*What you are asked to do:* Locate the string "online" throughout the material and copy every line in which it occurs.

*Dataset entries:*
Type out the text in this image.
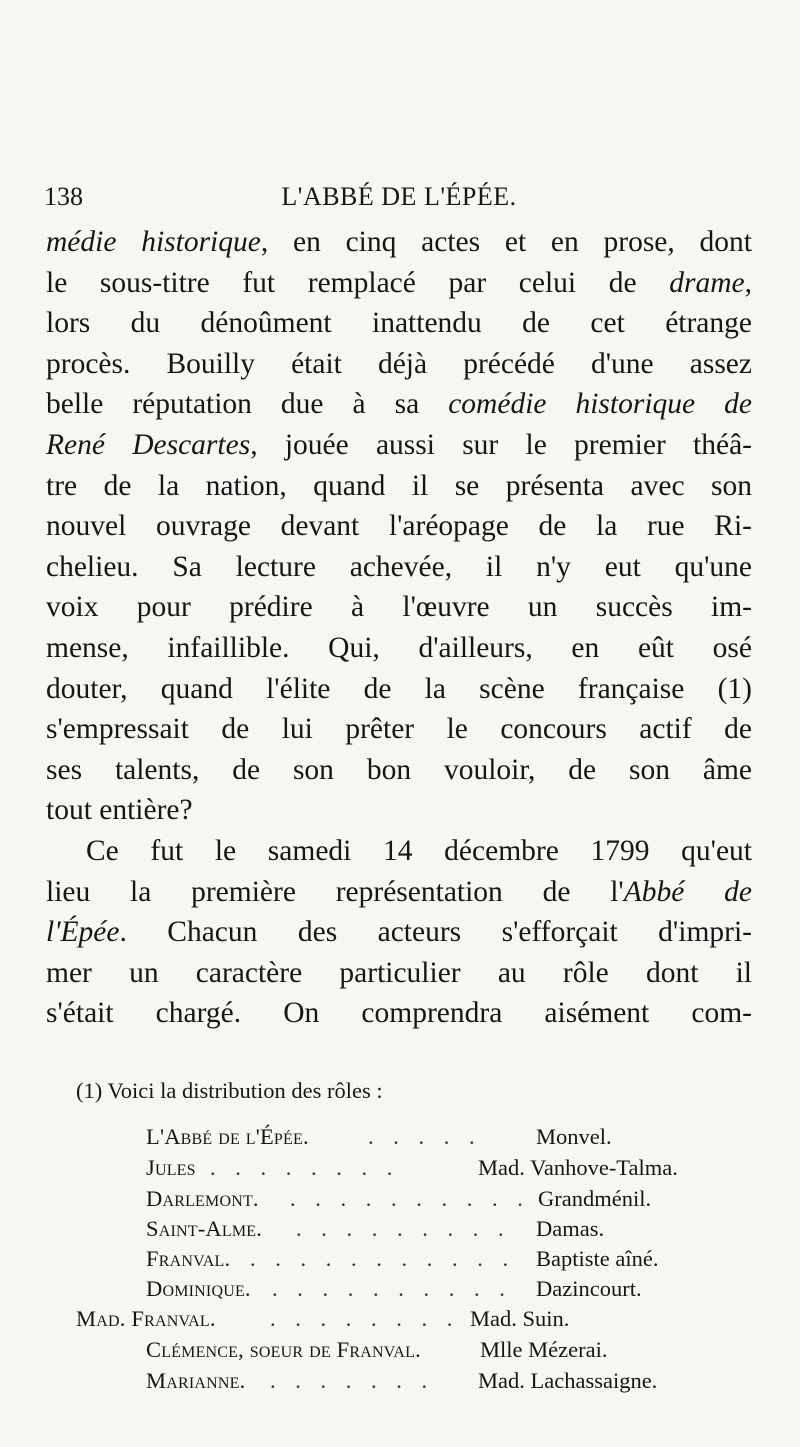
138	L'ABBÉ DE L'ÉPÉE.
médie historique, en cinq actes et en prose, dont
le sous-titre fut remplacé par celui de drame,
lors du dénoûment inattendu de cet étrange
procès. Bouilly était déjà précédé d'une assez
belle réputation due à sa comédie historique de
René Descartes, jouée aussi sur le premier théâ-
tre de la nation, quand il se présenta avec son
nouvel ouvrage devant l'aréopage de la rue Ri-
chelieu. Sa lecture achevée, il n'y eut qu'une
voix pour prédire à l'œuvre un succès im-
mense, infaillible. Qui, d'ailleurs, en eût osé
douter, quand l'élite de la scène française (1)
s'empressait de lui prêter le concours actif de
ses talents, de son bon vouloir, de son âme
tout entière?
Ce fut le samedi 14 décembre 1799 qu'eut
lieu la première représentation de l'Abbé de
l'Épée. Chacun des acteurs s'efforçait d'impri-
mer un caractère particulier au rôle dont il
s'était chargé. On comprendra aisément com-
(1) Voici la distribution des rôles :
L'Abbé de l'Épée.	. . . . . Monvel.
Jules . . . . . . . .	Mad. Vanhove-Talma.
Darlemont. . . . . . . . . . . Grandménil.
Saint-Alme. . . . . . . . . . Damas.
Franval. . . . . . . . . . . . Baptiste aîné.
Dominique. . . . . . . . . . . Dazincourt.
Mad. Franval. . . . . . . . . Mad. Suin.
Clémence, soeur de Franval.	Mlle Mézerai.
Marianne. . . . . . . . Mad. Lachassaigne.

---

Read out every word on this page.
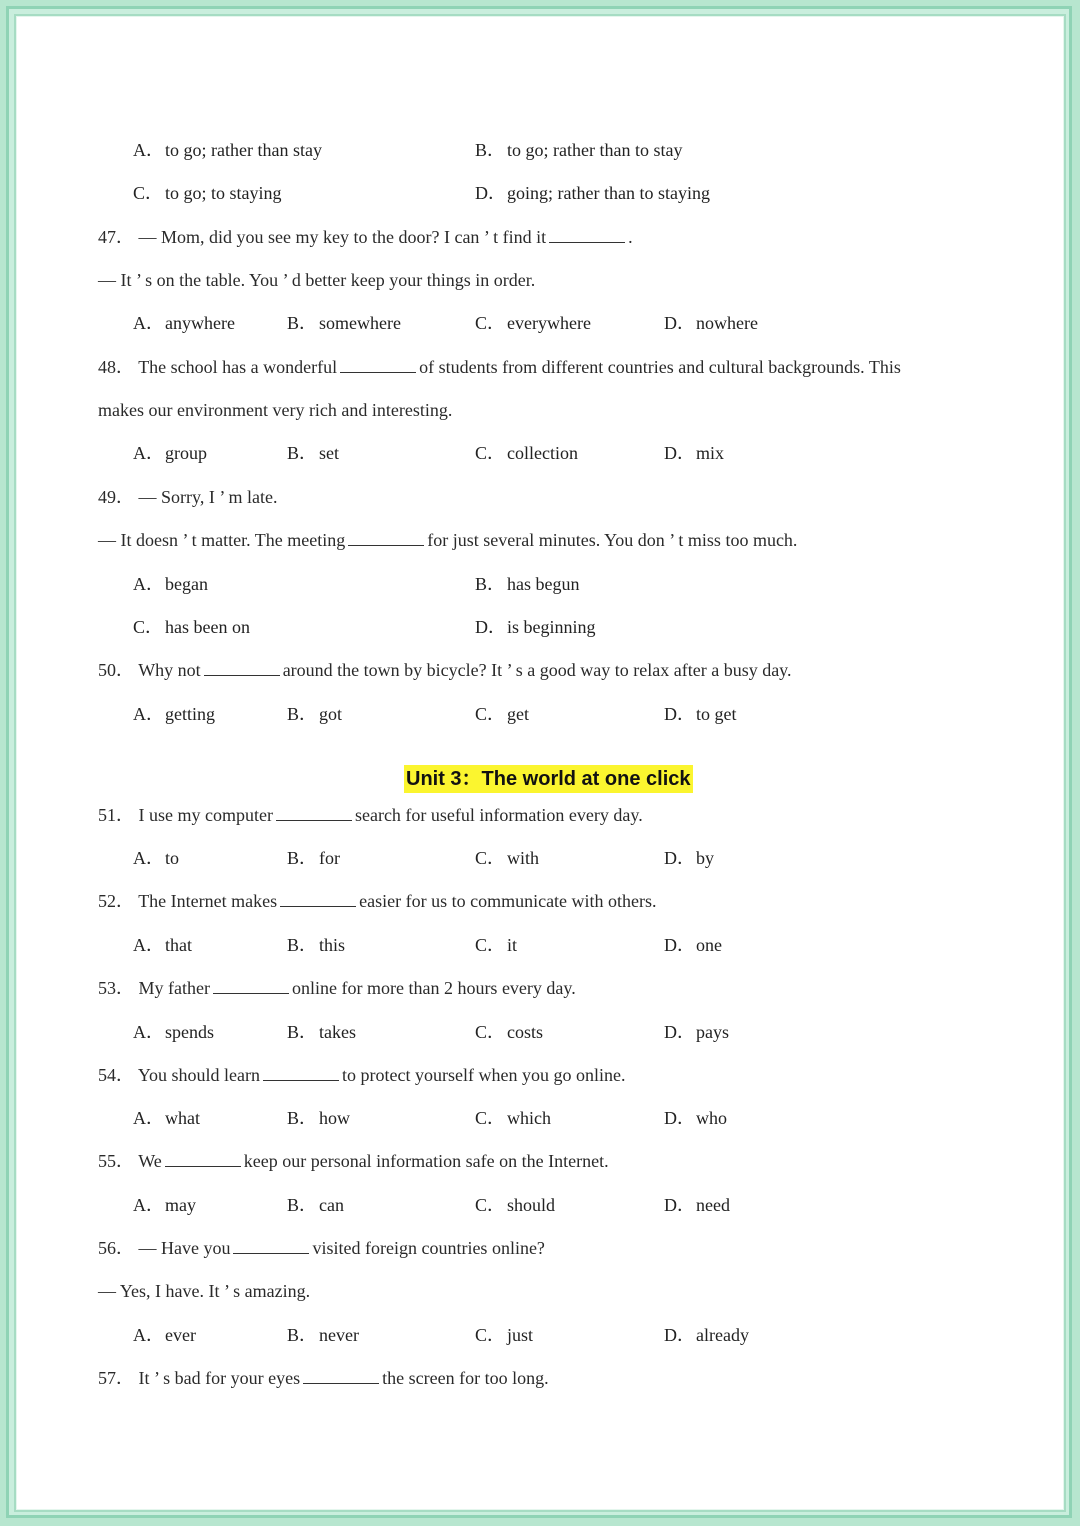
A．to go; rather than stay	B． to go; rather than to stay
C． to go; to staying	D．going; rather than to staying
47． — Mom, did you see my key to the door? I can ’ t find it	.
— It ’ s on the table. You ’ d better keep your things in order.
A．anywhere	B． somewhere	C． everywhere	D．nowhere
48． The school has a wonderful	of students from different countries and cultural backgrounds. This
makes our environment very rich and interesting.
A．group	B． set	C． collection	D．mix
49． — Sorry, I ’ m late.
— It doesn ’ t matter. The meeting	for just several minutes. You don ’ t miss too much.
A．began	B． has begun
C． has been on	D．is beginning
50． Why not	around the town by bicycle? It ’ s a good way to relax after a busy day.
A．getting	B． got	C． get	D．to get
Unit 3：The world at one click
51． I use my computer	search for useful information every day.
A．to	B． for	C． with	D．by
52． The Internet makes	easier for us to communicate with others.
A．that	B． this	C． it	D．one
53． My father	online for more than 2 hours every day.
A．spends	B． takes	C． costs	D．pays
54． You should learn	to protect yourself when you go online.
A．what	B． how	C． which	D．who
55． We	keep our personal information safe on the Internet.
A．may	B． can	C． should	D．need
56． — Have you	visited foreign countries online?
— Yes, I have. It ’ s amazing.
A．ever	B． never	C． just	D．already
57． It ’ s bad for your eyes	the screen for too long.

--

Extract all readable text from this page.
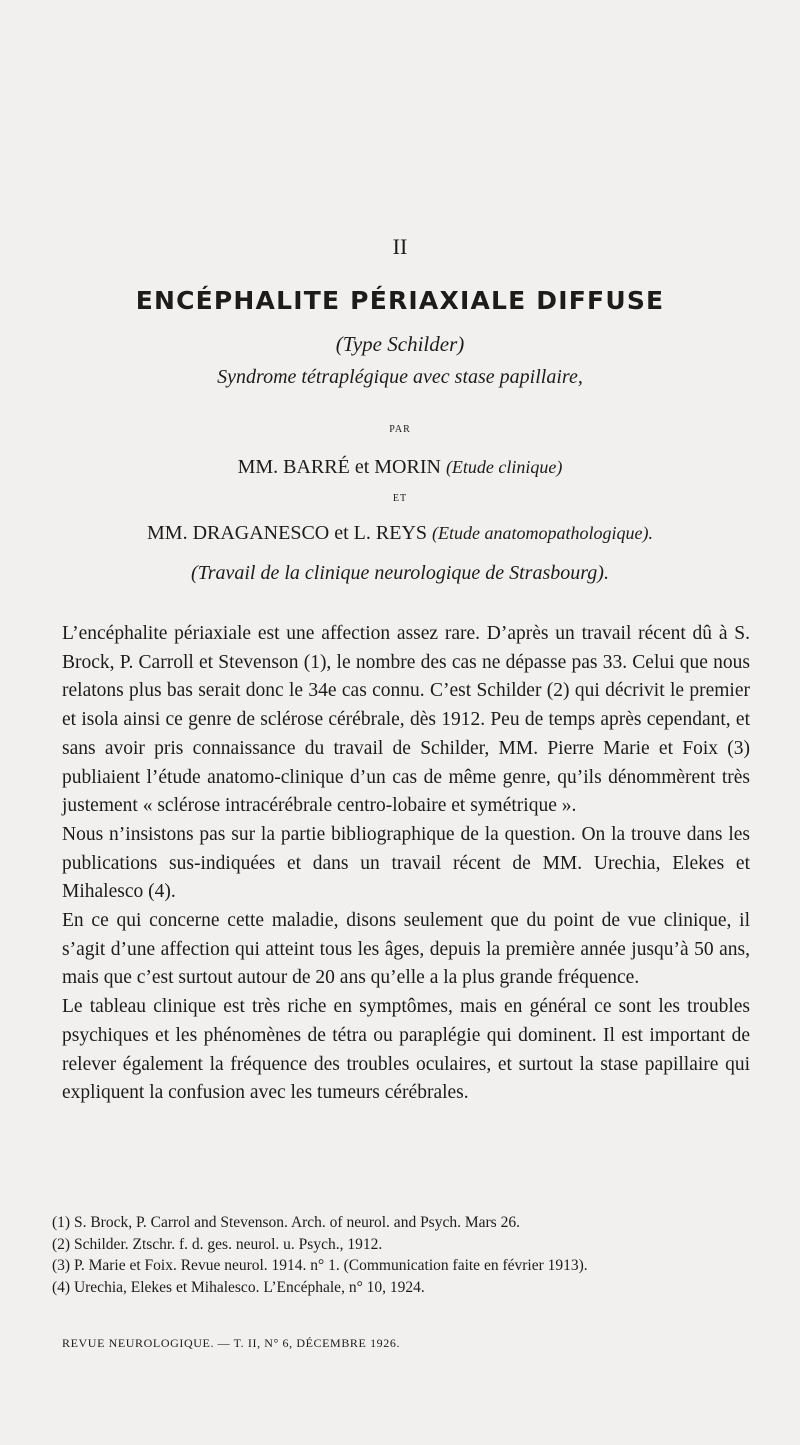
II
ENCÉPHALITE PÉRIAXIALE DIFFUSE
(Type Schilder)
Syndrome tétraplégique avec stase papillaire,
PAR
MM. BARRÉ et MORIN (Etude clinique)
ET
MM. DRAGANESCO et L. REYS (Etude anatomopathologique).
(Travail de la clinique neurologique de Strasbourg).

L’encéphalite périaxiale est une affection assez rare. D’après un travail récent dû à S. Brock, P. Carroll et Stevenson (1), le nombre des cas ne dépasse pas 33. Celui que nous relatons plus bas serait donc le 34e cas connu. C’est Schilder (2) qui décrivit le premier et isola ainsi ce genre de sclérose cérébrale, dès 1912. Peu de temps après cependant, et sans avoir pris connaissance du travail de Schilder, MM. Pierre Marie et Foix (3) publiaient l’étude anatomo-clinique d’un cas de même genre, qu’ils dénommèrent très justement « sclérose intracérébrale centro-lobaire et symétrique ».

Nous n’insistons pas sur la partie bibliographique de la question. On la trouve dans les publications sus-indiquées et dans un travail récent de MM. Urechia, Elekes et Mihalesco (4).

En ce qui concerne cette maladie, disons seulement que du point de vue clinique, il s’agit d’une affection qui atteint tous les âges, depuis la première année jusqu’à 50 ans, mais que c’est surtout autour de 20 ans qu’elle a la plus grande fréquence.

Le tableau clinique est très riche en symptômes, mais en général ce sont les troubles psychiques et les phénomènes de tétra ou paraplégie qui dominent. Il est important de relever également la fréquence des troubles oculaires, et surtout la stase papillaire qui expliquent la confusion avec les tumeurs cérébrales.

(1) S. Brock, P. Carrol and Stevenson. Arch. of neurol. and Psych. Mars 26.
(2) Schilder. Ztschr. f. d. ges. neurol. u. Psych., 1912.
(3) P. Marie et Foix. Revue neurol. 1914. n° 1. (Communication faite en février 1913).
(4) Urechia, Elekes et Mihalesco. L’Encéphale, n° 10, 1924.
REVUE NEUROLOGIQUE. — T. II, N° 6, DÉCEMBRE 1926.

*The reply:*
53． My father	online for more than 2 hours every day.
54． You should learn	to protect yourself when you go online.
56． — Have you	visited foreign countries online?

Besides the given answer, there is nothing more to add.